◆ WHAT YOU ARE ASKED TO DO:
Repeat the lines between the one holding "UI element localization: list" and the one holding "selection-icon[interactable] [160, 5, 184, 29]", inclusive, without any changes.

◆ RECORDS SUPPLIED:

>> begin

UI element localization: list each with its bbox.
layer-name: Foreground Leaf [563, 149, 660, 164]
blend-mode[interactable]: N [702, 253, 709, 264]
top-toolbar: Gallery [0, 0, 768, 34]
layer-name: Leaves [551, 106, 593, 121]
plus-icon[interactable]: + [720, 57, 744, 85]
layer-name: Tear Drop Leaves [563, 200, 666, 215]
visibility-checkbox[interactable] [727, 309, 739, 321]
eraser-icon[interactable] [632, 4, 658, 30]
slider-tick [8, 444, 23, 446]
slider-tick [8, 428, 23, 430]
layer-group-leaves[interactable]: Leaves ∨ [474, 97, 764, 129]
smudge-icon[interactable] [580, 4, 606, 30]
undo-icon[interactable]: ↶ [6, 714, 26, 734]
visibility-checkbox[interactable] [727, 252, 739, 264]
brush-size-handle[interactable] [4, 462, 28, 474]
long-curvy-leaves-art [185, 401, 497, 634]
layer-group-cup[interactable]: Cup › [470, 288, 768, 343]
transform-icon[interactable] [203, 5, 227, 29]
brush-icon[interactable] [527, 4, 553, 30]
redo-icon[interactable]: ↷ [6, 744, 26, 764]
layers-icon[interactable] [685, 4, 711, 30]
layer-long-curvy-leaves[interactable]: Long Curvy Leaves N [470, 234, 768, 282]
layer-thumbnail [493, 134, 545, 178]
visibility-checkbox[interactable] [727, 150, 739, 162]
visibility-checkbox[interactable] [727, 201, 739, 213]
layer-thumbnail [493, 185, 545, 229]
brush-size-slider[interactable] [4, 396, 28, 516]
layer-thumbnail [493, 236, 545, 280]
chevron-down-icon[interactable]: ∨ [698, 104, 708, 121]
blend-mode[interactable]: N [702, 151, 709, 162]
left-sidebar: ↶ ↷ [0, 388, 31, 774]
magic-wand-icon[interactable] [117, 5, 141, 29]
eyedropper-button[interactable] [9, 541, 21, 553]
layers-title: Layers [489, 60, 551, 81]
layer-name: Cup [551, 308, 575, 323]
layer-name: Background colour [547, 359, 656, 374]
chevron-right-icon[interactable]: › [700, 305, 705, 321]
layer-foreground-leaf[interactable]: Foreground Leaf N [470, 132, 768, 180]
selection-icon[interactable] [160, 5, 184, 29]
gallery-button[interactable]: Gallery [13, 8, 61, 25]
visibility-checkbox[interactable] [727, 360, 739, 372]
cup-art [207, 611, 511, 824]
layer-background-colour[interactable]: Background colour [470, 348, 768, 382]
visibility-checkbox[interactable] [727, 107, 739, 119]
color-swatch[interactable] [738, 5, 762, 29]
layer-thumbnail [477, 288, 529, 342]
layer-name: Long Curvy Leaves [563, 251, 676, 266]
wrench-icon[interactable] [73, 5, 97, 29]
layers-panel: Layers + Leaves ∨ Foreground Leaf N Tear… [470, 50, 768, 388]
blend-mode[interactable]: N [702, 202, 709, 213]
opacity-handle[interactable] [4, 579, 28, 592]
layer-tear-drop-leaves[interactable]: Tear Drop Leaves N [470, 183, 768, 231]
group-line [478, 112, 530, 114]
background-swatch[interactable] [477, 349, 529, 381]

>> end
>> begin

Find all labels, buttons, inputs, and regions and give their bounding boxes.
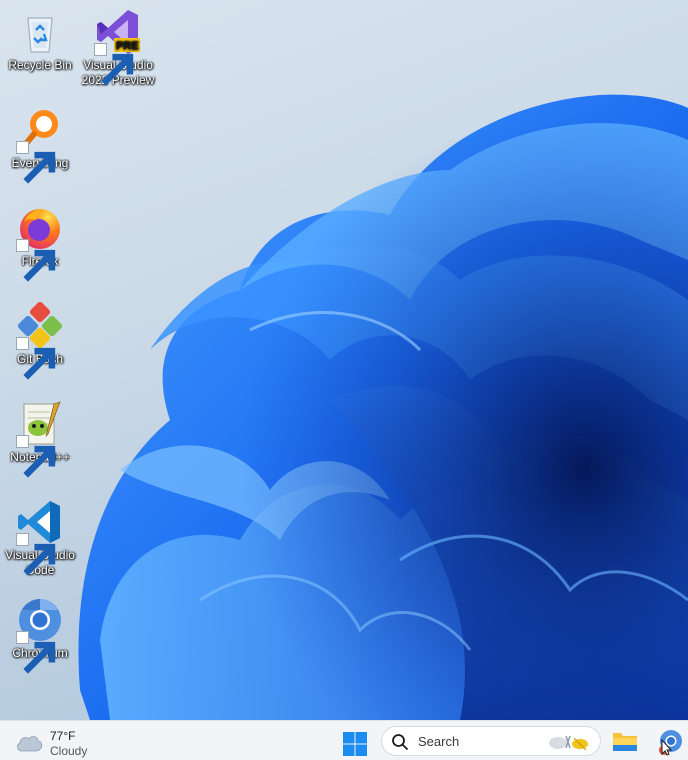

>> end

◆ RESULT OF THIS EXERCISE:
UI element localization: list each with its bbox.
layer-name: Foreground Leaf [563, 149, 660, 164]
blend-mode[interactable]: N [702, 253, 709, 264]
top-toolbar: Gallery [0, 0, 768, 34]
layer-name: Leaves [551, 106, 593, 121]
plus-icon[interactable]: + [720, 57, 744, 85]
layer-name: Tear Drop Leaves [563, 200, 666, 215]
visibility-checkbox[interactable] [727, 309, 739, 321]
eraser-icon[interactable] [632, 4, 658, 30]
slider-tick [8, 444, 23, 446]
slider-tick [8, 428, 23, 430]
layer-group-leaves[interactable]: Leaves ∨ [474, 97, 764, 129]
smudge-icon[interactable] [580, 4, 606, 30]
undo-icon[interactable]: ↶ [6, 714, 26, 734]
visibility-checkbox[interactable] [727, 252, 739, 264]
brush-size-handle[interactable] [4, 462, 28, 474]
long-curvy-leaves-art [185, 401, 497, 634]
layer-group-cup[interactable]: Cup › [470, 288, 768, 343]
transform-icon[interactable] [203, 5, 227, 29]
brush-icon[interactable] [527, 4, 553, 30]
redo-icon[interactable]: ↷ [6, 744, 26, 764]
layers-icon[interactable] [685, 4, 711, 30]
layer-long-curvy-leaves[interactable]: Long Curvy Leaves N [470, 234, 768, 282]
layer-thumbnail [493, 134, 545, 178]
visibility-checkbox[interactable] [727, 150, 739, 162]
visibility-checkbox[interactable] [727, 201, 739, 213]
layer-thumbnail [493, 185, 545, 229]
brush-size-slider[interactable] [4, 396, 28, 516]
layer-thumbnail [493, 236, 545, 280]
chevron-down-icon[interactable]: ∨ [698, 104, 708, 121]
blend-mode[interactable]: N [702, 151, 709, 162]
left-sidebar: ↶ ↷ [0, 388, 31, 774]
magic-wand-icon[interactable] [117, 5, 141, 29]
eyedropper-button[interactable] [9, 541, 21, 553]
layers-title: Layers [489, 60, 551, 81]
layer-name: Cup [551, 308, 575, 323]
layer-name: Background colour [547, 359, 656, 374]
chevron-right-icon[interactable]: › [700, 305, 705, 321]
layer-foreground-leaf[interactable]: Foreground Leaf N [470, 132, 768, 180]
selection-icon[interactable] [160, 5, 184, 29]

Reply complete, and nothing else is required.